== EXERCISE DATA
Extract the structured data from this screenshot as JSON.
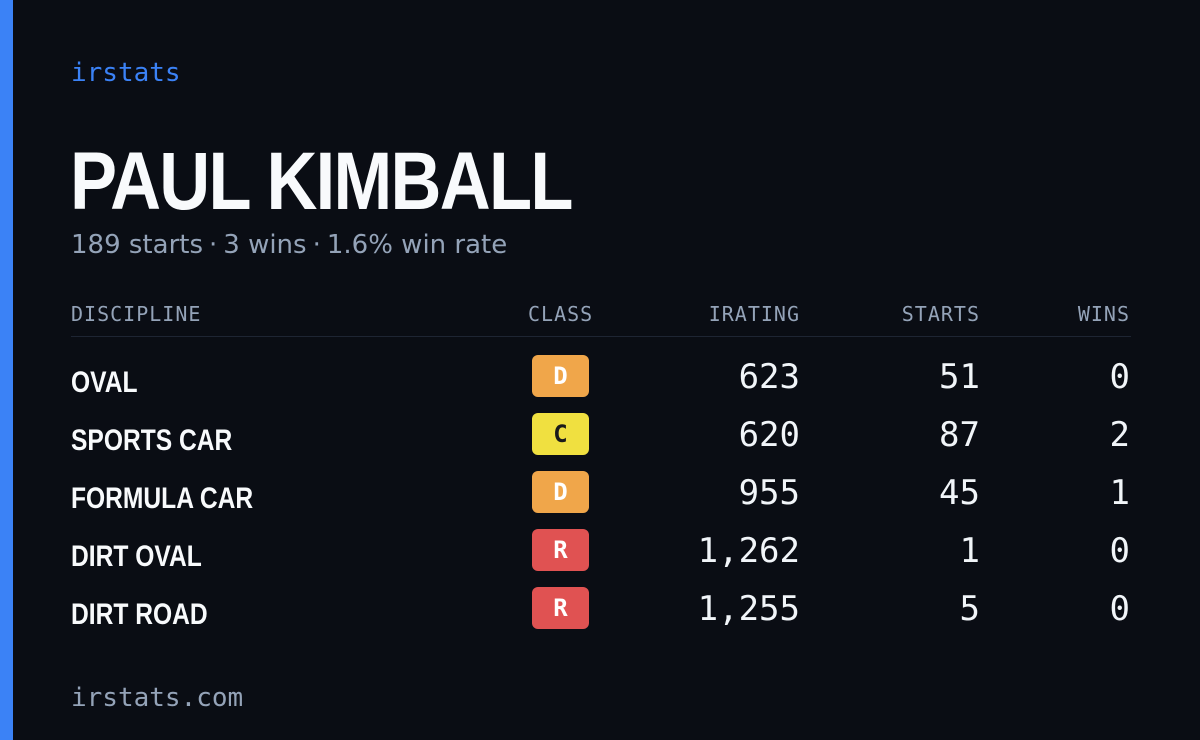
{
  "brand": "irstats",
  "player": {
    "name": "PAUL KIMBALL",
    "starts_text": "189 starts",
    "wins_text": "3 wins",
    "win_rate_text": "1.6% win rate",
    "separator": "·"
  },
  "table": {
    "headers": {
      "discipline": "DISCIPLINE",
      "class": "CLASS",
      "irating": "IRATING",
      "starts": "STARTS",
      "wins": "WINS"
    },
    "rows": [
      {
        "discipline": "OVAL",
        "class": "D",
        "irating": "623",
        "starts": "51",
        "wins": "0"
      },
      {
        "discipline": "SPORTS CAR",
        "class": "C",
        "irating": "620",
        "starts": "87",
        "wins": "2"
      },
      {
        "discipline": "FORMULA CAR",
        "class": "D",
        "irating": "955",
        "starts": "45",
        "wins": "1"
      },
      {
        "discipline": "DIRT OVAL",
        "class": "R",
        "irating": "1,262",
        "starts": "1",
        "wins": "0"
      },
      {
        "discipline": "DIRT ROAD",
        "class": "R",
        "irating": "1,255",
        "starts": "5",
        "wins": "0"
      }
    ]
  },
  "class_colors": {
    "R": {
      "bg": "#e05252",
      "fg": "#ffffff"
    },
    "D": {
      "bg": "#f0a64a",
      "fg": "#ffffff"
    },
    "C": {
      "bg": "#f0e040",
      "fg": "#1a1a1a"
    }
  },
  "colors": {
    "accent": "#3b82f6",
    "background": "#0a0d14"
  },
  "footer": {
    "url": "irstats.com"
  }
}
====
• **EXERCISE INSTRUCTIONS**: Your task is to copy the entries in full and exactly, without any images.

• **EXERCISE RESPONSE**:
Extract the structured data from this screenshot as JSON.
{
  "brand": "irstats",
  "player": {
    "name": "PAUL KIMBALL",
    "starts_text": "189 starts",
    "wins_text": "3 wins",
    "win_rate_text": "1.6% win rate",
    "separator": "·"
  },
  "table": {
    "headers": {
      "discipline": "DISCIPLINE",
      "class": "CLASS",
      "irating": "IRATING",
      "starts": "STARTS",
      "wins": "WINS"
    },
    "rows": [
      {
        "discipline": "OVAL",
        "class": "D",
        "irating": "623",
        "starts": "51",
        "wins": "0"
      },
      {
        "discipline": "SPORTS CAR",
        "class": "C",
        "irating": "620",
        "starts": "87",
        "wins": "2"
      },
      {
        "discipline": "FORMULA CAR",
        "class": "D",
        "irating": "955",
        "starts": "45",
        "wins": "1"
      },
      {
        "discipline": "DIRT OVAL",
        "class": "R",
        "irating": "1,262",
        "starts": "1",
        "wins": "0"
      },
      {
        "discipline": "DIRT ROAD",
        "class": "R",
        "irating": "1,255",
        "starts": "5",
        "wins": "0"
      }
    ]
  },
  "class_colors": {
    "R": {
      "bg": "#e05252",
      "fg": "#ffffff"
    },
    "D": {
      "bg": "#f0a64a",
      "fg": "#ffffff"
    },
    "C": {
      "bg": "#f0e040",
      "fg": "#1a1a1a"
    }
  },
  "colors": {
    "accent": "#3b82f6",
    "background": "#0a0d14"
  },
  "footer": {
    "url": "irstats.com"
  }
}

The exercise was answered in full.